§ **READING PASSAGE**:
* * * * *

# Lucky & Cookies babies update



## lperry82

*Video of them* 

http://www.youtube.com/watch?v=QCftR9ynObk


----------



## Lulu The Tiel

omg omg! I am in love!! 
They are all following eachother!


----------



## lperry82

They are so gorgeous and so fluffy


----------



## Lulu The Tiel

Which babies follow eachother around?.. when they aren't following mommy and daddy. lol


----------



## Hadley

That can't be the little babies they are so big  are they not homeable yet hehe


----------



## steven.c

they are so sweet! i really cant wait to get mine & watch them grow up into little beauties


----------



## lperry82

The grey with the lutino is always following because he likes his cuddles 

Here is another pic with them eyes please can i have some cuddles, he makes the cutest little sounds too











They have grown so quick lol im afraid they are stuck with me for a couple of weeks hadley


----------



## Hadley

hehe awww i love the looks the little one gives the camera, like he's saying 'yes i am very bootiful aren't i :lol:


----------



## lperry82

He does that face nearly all the time but i will miss them when they go


----------



## Lulu The Tiel

Videos, please!

* * * * *

[Region and label listings]
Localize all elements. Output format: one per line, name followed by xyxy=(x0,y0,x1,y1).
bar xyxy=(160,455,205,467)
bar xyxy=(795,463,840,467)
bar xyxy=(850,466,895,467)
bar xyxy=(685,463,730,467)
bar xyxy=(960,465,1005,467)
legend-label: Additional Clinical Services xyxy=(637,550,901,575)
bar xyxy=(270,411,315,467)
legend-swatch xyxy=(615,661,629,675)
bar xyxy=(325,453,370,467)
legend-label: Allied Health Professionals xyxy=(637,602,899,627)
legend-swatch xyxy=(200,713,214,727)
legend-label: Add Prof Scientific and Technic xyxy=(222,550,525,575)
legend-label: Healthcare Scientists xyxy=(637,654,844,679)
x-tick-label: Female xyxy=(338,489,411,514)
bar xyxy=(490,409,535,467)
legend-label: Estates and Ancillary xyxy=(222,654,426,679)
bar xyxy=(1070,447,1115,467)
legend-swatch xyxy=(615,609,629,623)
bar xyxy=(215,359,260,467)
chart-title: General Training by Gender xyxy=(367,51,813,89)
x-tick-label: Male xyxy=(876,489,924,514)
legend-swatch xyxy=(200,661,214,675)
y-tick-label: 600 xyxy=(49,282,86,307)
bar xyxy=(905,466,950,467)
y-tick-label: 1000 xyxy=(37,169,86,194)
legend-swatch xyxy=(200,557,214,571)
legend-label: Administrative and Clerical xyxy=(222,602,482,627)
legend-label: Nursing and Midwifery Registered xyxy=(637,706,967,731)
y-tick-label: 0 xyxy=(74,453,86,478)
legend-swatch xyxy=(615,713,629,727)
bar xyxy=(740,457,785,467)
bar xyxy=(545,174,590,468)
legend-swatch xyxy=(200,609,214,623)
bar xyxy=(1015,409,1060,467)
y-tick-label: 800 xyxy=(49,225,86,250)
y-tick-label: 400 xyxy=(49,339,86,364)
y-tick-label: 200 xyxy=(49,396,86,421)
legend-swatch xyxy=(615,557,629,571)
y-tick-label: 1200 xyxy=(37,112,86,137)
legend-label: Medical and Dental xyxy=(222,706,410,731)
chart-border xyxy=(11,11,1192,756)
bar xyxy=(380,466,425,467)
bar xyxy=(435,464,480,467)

* * * * *

§ **AIM OF THE EXERCISE**:
In the thread about Lucky and Cookie's babies, please say how long lperry82 expects the babies to stay. These entries were taken from a separate source.

§ **THE SOLUTION**:
A couple of weeks.